▶ EXERCISE OBJECTIVE
Say how many lines hold the string "Ioannes"; please write nothing but the number.

---- SUPPLIED MATERIAL

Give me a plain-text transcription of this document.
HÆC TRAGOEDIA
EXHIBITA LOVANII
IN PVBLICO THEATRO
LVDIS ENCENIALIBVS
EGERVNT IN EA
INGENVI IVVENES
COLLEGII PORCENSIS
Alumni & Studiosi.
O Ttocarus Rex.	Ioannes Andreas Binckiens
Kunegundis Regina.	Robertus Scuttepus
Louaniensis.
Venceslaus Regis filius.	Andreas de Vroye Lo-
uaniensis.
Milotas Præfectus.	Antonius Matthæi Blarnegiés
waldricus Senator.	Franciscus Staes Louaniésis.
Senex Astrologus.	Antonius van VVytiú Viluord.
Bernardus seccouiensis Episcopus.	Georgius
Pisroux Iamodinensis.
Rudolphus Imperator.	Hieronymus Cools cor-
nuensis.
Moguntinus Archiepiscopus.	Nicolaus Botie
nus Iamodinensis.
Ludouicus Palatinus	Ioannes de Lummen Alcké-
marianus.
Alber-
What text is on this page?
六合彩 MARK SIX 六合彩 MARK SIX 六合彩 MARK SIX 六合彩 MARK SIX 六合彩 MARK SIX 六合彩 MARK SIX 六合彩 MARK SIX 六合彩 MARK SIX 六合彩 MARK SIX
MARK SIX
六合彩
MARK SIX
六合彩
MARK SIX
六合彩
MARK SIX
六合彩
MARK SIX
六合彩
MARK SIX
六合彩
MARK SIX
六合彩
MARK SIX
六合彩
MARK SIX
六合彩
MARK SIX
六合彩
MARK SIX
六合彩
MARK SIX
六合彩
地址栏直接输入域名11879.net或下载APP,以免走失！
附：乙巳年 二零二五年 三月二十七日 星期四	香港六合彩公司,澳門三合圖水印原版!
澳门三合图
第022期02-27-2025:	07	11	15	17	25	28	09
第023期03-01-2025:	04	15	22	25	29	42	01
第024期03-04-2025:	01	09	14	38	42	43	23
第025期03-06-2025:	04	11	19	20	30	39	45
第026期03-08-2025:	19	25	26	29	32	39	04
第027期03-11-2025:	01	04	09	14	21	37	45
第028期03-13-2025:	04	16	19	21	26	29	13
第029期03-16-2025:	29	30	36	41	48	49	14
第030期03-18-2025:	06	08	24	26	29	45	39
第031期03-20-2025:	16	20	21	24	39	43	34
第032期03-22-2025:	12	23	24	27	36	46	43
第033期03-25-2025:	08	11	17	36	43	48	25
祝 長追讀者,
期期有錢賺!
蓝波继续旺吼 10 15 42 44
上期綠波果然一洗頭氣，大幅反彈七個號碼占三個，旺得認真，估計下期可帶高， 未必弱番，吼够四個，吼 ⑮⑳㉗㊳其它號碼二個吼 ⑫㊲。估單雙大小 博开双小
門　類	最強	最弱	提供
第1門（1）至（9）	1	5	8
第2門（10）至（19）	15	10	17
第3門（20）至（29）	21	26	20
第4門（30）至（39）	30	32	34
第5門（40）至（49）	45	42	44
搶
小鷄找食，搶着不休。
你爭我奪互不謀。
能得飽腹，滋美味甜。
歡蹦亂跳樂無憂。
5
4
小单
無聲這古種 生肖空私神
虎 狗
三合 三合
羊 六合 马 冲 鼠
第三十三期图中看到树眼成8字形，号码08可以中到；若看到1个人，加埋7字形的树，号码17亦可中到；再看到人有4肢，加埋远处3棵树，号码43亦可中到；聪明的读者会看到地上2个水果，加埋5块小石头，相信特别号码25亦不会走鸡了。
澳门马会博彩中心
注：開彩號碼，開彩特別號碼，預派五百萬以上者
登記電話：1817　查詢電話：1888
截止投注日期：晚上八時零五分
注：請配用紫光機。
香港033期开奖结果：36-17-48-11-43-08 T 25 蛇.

--------

▶ WORKED ANSWER
2